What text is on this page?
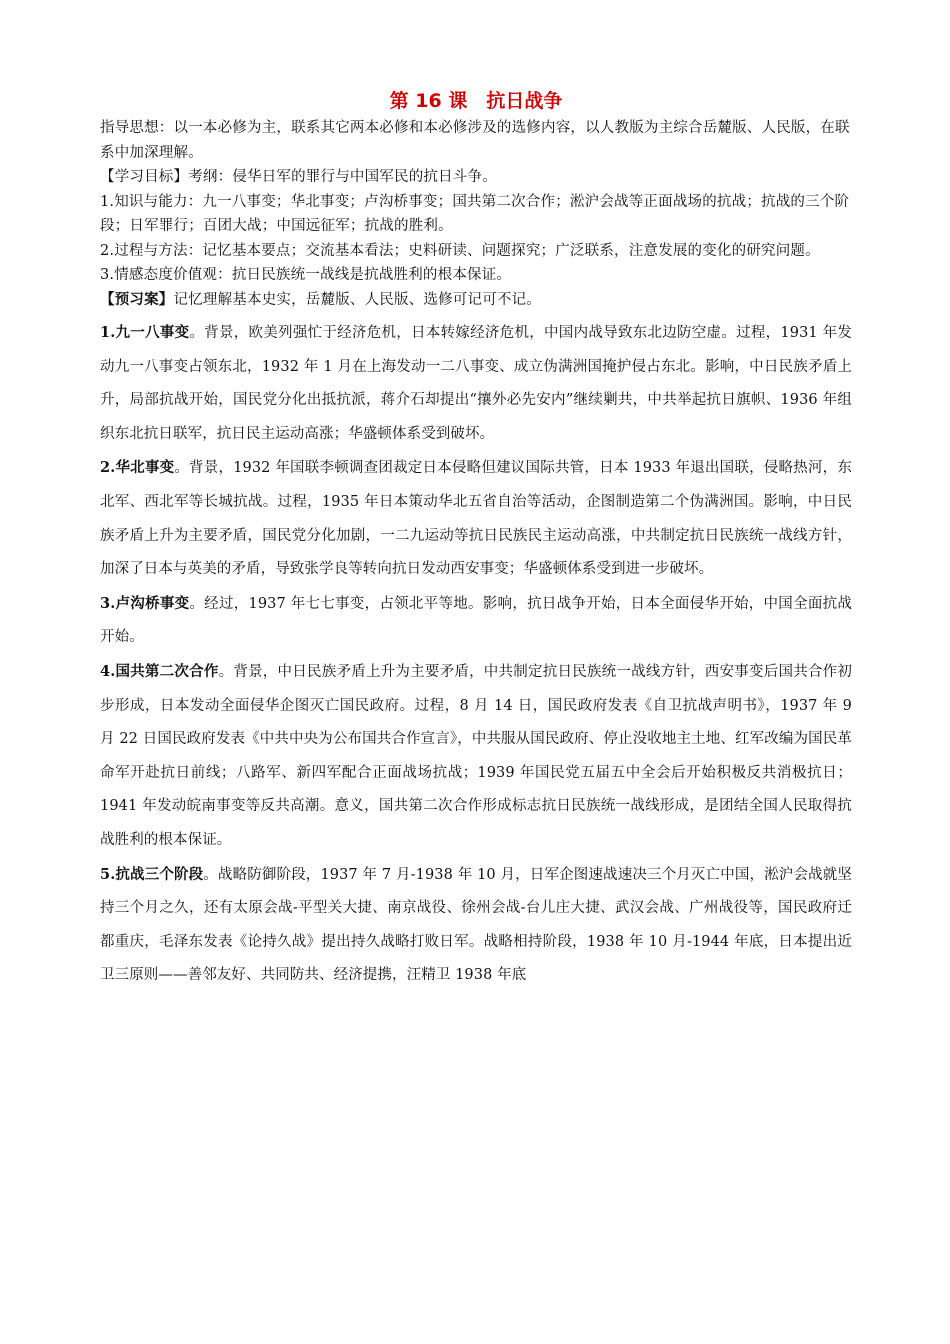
第 16 课　抗日战争

指导思想：以一本必修为主，联系其它两本必修和本必修涉及的选修内容，以人教版为主综合岳麓版、人民版，在联系中加深理解。

【学习目标】考纲：侵华日军的罪行与中国军民的抗日斗争。

1.知识与能力：九一八事变；华北事变；卢沟桥事变；国共第二次合作；淞沪会战等正面战场的抗战；抗战的三个阶段；日军罪行；百团大战；中国远征军；抗战的胜利。

2.过程与方法：记忆基本要点；交流基本看法；史料研读、问题探究；广泛联系，注意发展的变化的研究问题。

3.情感态度价值观：抗日民族统一战线是抗战胜利的根本保证。

【预习案】记忆理解基本史实，岳麓版、人民版、选修可记可不记。

1.九一八事变。背景，欧美列强忙于经济危机，日本转嫁经济危机，中国内战导致东北边防空虚。过程，1931 年发动九一八事变占领东北，1932 年 1 月在上海发动一二八事变、成立伪满洲国掩护侵占东北。影响，中日民族矛盾上升，局部抗战开始，国民党分化出抵抗派，蒋介石却提出“攘外必先安内”继续剿共，中共举起抗日旗帜、1936 年组织东北抗日联军，抗日民主运动高涨；华盛顿体系受到破坏。

2.华北事变。背景，1932 年国联李顿调查团裁定日本侵略但建议国际共管，日本 1933 年退出国联，侵略热河，东北军、西北军等长城抗战。过程，1935 年日本策动华北五省自治等活动，企图制造第二个伪满洲国。影响，中日民族矛盾上升为主要矛盾，国民党分化加剧，一二九运动等抗日民族民主运动高涨，中共制定抗日民族统一战线方针，加深了日本与英美的矛盾，导致张学良等转向抗日发动西安事变；华盛顿体系受到进一步破坏。

3.卢沟桥事变。经过，1937 年七七事变，占领北平等地。影响，抗日战争开始，日本全面侵华开始，中国全面抗战开始。

4.国共第二次合作。背景，中日民族矛盾上升为主要矛盾，中共制定抗日民族统一战线方针，西安事变后国共合作初步形成，日本发动全面侵华企图灭亡国民政府。过程，8 月 14 日，国民政府发表《自卫抗战声明书》，1937 年 9 月 22 日国民政府发表《中共中央为公布国共合作宣言》，中共服从国民政府、停止没收地主土地、红军改编为国民革命军开赴抗日前线；八路军、新四军配合正面战场抗战；1939 年国民党五届五中全会后开始积极反共消极抗日；1941 年发动皖南事变等反共高潮。意义，国共第二次合作形成标志抗日民族统一战线形成，是团结全国人民取得抗战胜利的根本保证。

5.抗战三个阶段。战略防御阶段，1937 年 7 月-1938 年 10 月，日军企图速战速决三个月灭亡中国，淞沪会战就坚持三个月之久，还有太原会战-平型关大捷、南京战役、徐州会战-台儿庄大捷、武汉会战、广州战役等，国民政府迁都重庆，毛泽东发表《论持久战》提出持久战略打败日军。战略相持阶段，1938 年 10 月-1944 年底，日本提出近卫三原则——善邻友好、共同防共、经济提携，汪精卫 1938 年底
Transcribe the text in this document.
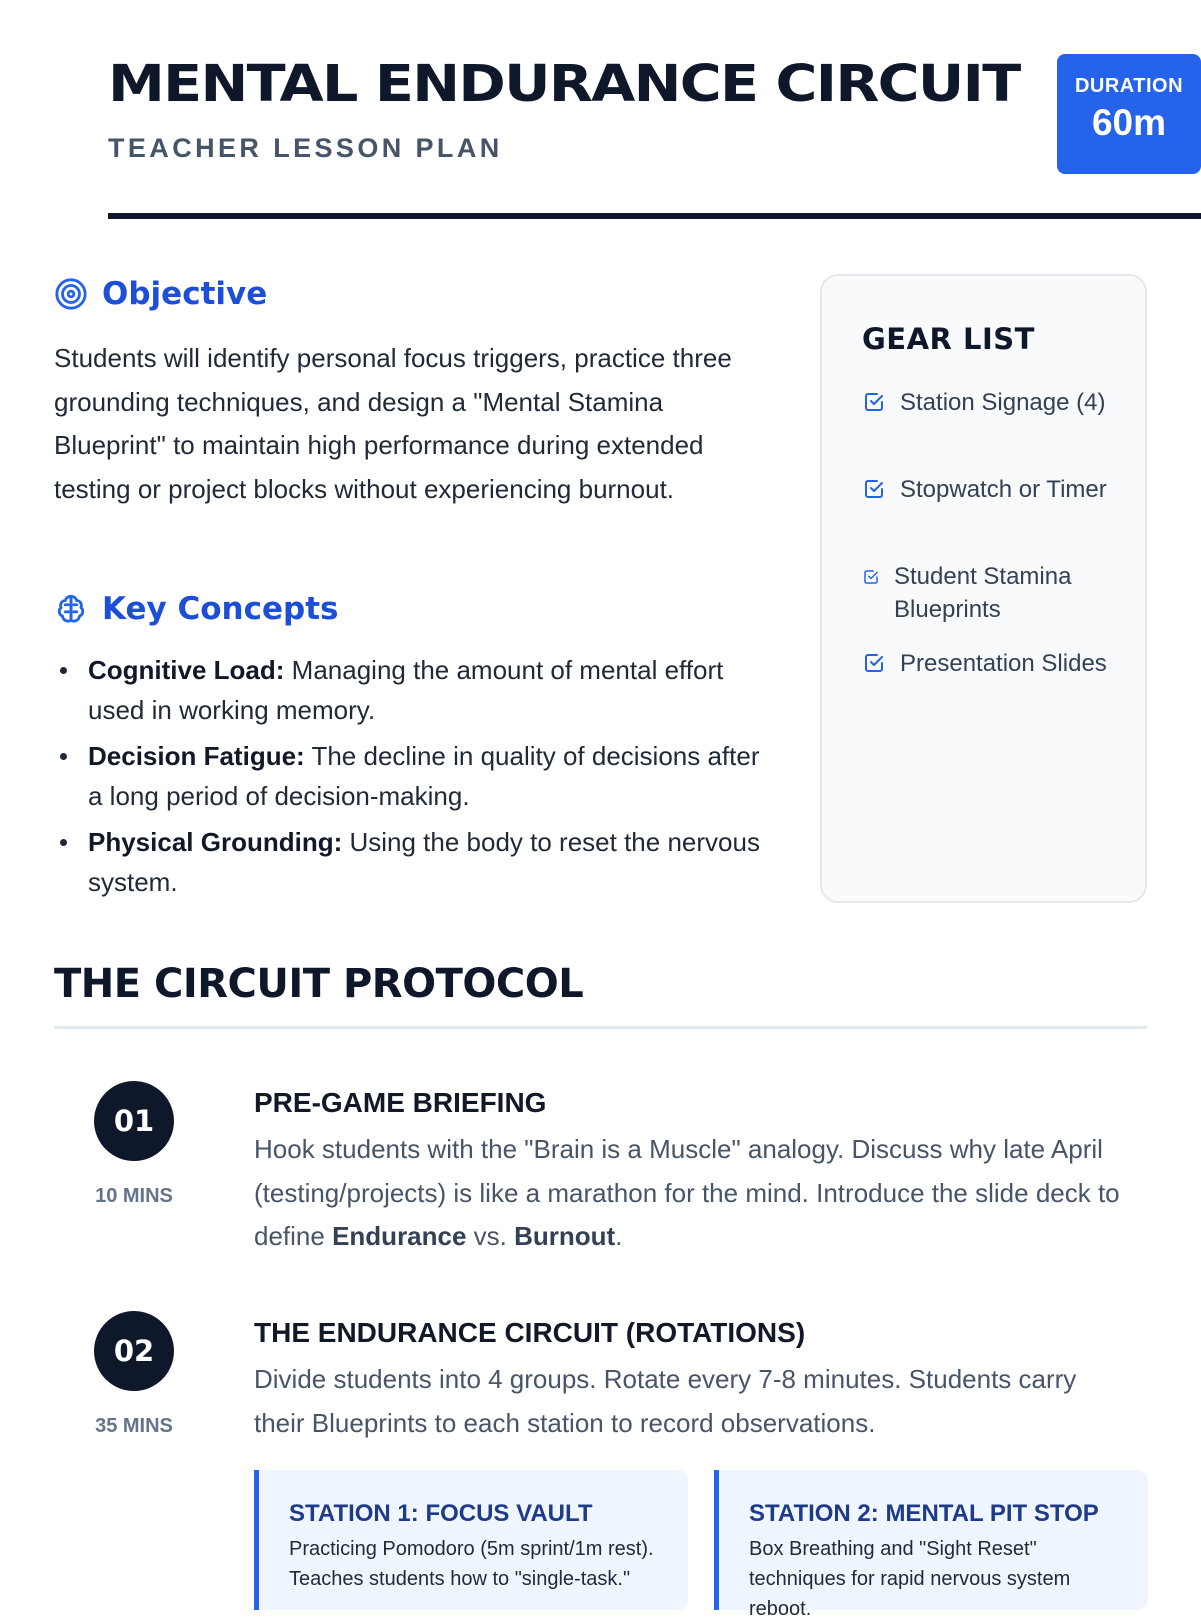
MENTAL ENDURANCE CIRCUIT
TEACHER LESSON PLAN
DURATION
60m
Objective

Students will identify personal focus triggers, practice three grounding techniques, and design a "Mental Stamina Blueprint" to maintain high performance during extended testing or project blocks without experiencing burnout.

Key Concepts
Cognitive Load: Managing the amount of mental effort used in working memory.
Decision Fatigue: The decline in quality of decisions after a long period of decision-making.
Physical Grounding: Using the body to reset the nervous system.
GEAR LIST
Station Signage (4)
Stopwatch or Timer
Student Stamina Blueprints
Presentation Slides
THE CIRCUIT PROTOCOL
01
10 MINS
PRE-GAME BRIEFING

Hook students with the "Brain is a Muscle" analogy. Discuss why late April (testing/projects) is like a marathon for the mind. Introduce the slide deck to define Endurance vs. Burnout.

02
35 MINS
THE ENDURANCE CIRCUIT (ROTATIONS)

Divide students into 4 groups. Rotate every 7-8 minutes. Students carry their Blueprints to each station to record observations.

STATION 1: FOCUS VAULT
Practicing Pomodoro (5m sprint/1m rest). Teaches students how to "single-task."
STATION 2: MENTAL PIT STOP
Box Breathing and "Sight Reset" techniques for rapid nervous system reboot.
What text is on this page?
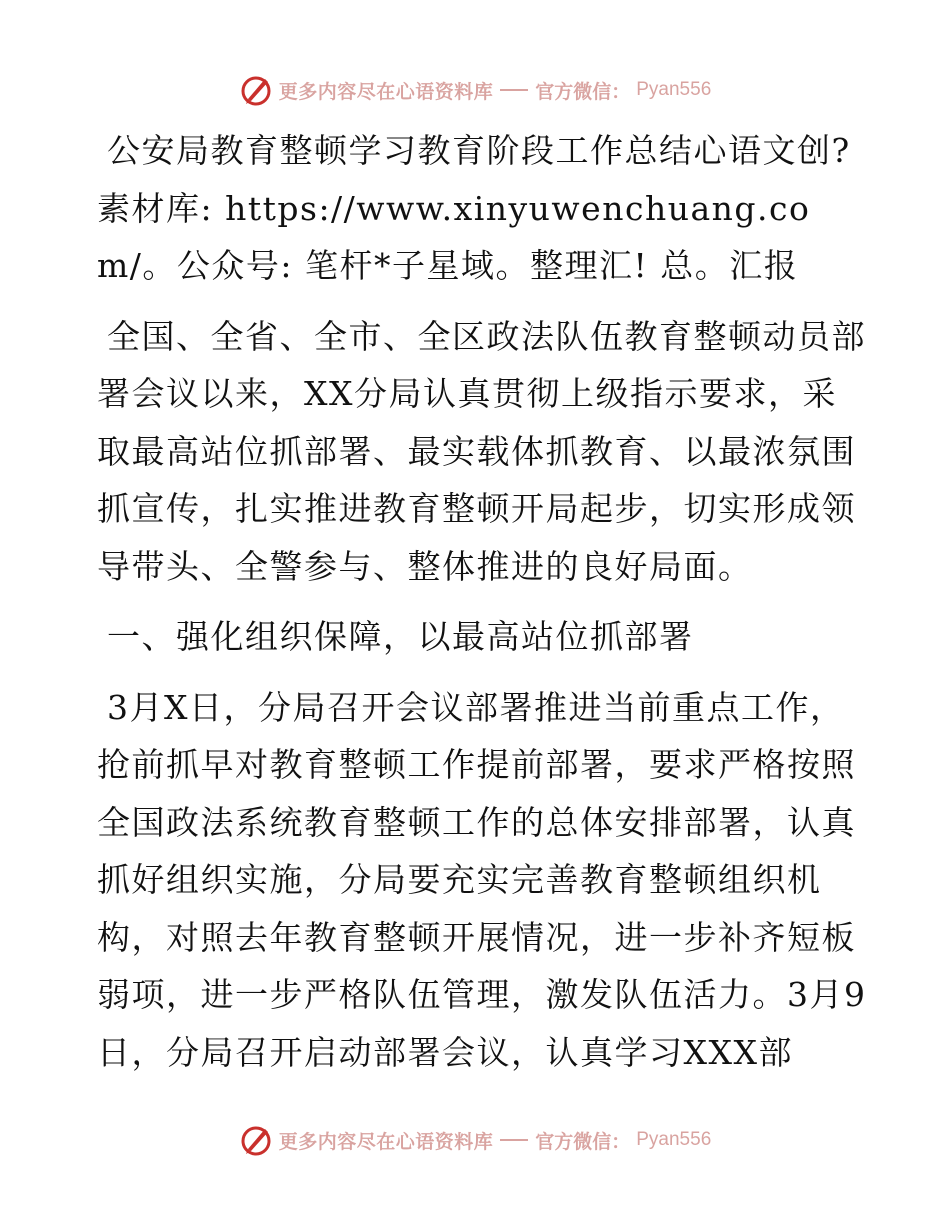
更多内容尽在心语资料库 官方微信： Pyan556

公安局教育整顿学习教育阶段工作总结心语文创?素材库: https://www.xinyuwenchuang.com/。公众号: 笔杆*子星域。整理汇! 总。汇报

全国、全省、全市、全区政法队伍教育整顿动员部署会议以来，XX分局认真贯彻上级指示要求，采取最高站位抓部署、最实载体抓教育、以最浓氛围抓宣传，扎实推进教育整顿开局起步，切实形成领导带头、全警参与、整体推进的良好局面。

一、强化组织保障，以最高站位抓部署

3月X日，分局召开会议部署推进当前重点工作，抢前抓早对教育整顿工作提前部署，要求严格按照全国政法系统教育整顿工作的总体安排部署，认真抓好组织实施，分局要充实完善教育整顿组织机构，对照去年教育整顿开展情况，进一步补齐短板弱项，进一步严格队伍管理，激发队伍活力。3月9日，分局召开启动部署会议，认真学习XXX部

更多内容尽在心语资料库 官方微信： Pyan556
· · ·
* Task objective *
Do not include the images; transcribe the rest of the listing exactly.

* Correct output *
What text is on this page?
第 16 课　抗日战争

指导思想：以一本必修为主，联系其它两本必修和本必修涉及的选修内容，以人教版为主综合岳麓版、人民版，在联系中加深理解。

【学习目标】考纲：侵华日军的罪行与中国军民的抗日斗争。

1.知识与能力：九一八事变；华北事变；卢沟桥事变；国共第二次合作；淞沪会战等正面战场的抗战；抗战的三个阶段；日军罪行；百团大战；中国远征军；抗战的胜利。

2.过程与方法：记忆基本要点；交流基本看法；史料研读、问题探究；广泛联系，注意发展的变化的研究问题。

3.情感态度价值观：抗日民族统一战线是抗战胜利的根本保证。

【预习案】记忆理解基本史实，岳麓版、人民版、选修可记可不记。

1.九一八事变。背景，欧美列强忙于经济危机，日本转嫁经济危机，中国内战导致东北边防空虚。过程，1931 年发动九一八事变占领东北，1932 年 1 月在上海发动一二八事变、成立伪满洲国掩护侵占东北。影响，中日民族矛盾上升，局部抗战开始，国民党分化出抵抗派，蒋介石却提出“攘外必先安内”继续剿共，中共举起抗日旗帜、1936 年组织东北抗日联军，抗日民主运动高涨；华盛顿体系受到破坏。

2.华北事变。背景，1932 年国联李顿调查团裁定日本侵略但建议国际共管，日本 1933 年退出国联，侵略热河，东北军、西北军等长城抗战。过程，1935 年日本策动华北五省自治等活动，企图制造第二个伪满洲国。影响，中日民族矛盾上升为主要矛盾，国民党分化加剧，一二九运动等抗日民族民主运动高涨，中共制定抗日民族统一战线方针，加深了日本与英美的矛盾，导致张学良等转向抗日发动西安事变；华盛顿体系受到进一步破坏。

3.卢沟桥事变。经过，1937 年七七事变，占领北平等地。影响，抗日战争开始，日本全面侵华开始，中国全面抗战开始。

4.国共第二次合作。背景，中日民族矛盾上升为主要矛盾，中共制定抗日民族统一战线方针，西安事变后国共合作初步形成，日本发动全面侵华企图灭亡国民政府。过程，8 月 14 日，国民政府发表《自卫抗战声明书》，1937 年 9 月 22 日国民政府发表《中共中央为公布国共合作宣言》，中共服从国民政府、停止没收地主土地、红军改编为国民革命军开赴抗日前线；八路军、新四军配合正面战场抗战；1939 年国民党五届五中全会后开始积极反共消极抗日；1941 年发动皖南事变等反共高潮。意义，国共第二次合作形成标志抗日民族统一战线形成，是团结全国人民取得抗战胜利的根本保证。

5.抗战三个阶段。战略防御阶段，1937 年 7 月-1938 年 10 月，日军企图速战速决三个月灭亡中国，淞沪会战就坚持三个月之久，还有太原会战-平型关大捷、南京战役、徐州会战-台儿庄大捷、武汉会战、广州战役等，国民政府迁都重庆，毛泽东发表《论持久战》提出持久战略打败日军。战略相持阶段，1938 年 10 月-1944 年底，日本提出近卫三原则——善邻友好、共同防共、经济提携，汪精卫 1938 年底
Transcribe the text in this document.
MENTAL ENDURANCE CIRCUIT
TEACHER LESSON PLAN
DURATION
60m
Objective

Students will identify personal focus triggers, practice three grounding techniques, and design a "Mental Stamina Blueprint" to maintain high performance during extended testing or project blocks without experiencing burnout.

Key Concepts
Cognitive Load: Managing the amount of mental effort used in working memory.
Decision Fatigue: The decline in quality of decisions after a long period of decision-making.
Physical Grounding: Using the body to reset the nervous system.
GEAR LIST
Station Signage (4)
Stopwatch or Timer
Student Stamina Blueprints
Presentation Slides
THE CIRCUIT PROTOCOL
01
10 MINS
PRE-GAME BRIEFING

Hook students with the "Brain is a Muscle" analogy. Discuss why late April (testing/projects) is like a marathon for the mind. Introduce the slide deck to define Endurance vs. Burnout.

02
35 MINS
THE ENDURANCE CIRCUIT (ROTATIONS)

Divide students into 4 groups. Rotate every 7-8 minutes. Students carry their Blueprints to each station to record observations.

STATION 1: FOCUS VAULT
Practicing Pomodoro (5m sprint/1m rest). Teaches students how to "single-task."
STATION 2: MENTAL PIT STOP
Box Breathing and "Sight Reset" techniques for rapid nervous system reboot.
What text is on this page?
更多内容尽在心语资料库 官方微信： Pyan556

公安局教育整顿学习教育阶段工作总结心语文创?素材库: https://www.xinyuwenchuang.com/。公众号: 笔杆*子星域。整理汇! 总。汇报

全国、全省、全市、全区政法队伍教育整顿动员部署会议以来，XX分局认真贯彻上级指示要求，采取最高站位抓部署、最实载体抓教育、以最浓氛围抓宣传，扎实推进教育整顿开局起步，切实形成领导带头、全警参与、整体推进的良好局面。

一、强化组织保障，以最高站位抓部署

3月X日，分局召开会议部署推进当前重点工作，抢前抓早对教育整顿工作提前部署，要求严格按照全国政法系统教育整顿工作的总体安排部署，认真抓好组织实施，分局要充实完善教育整顿组织机构，对照去年教育整顿开展情况，进一步补齐短板弱项，进一步严格队伍管理，激发队伍活力。3月9日，分局召开启动部署会议，认真学习XXX部

更多内容尽在心语资料库 官方微信： Pyan556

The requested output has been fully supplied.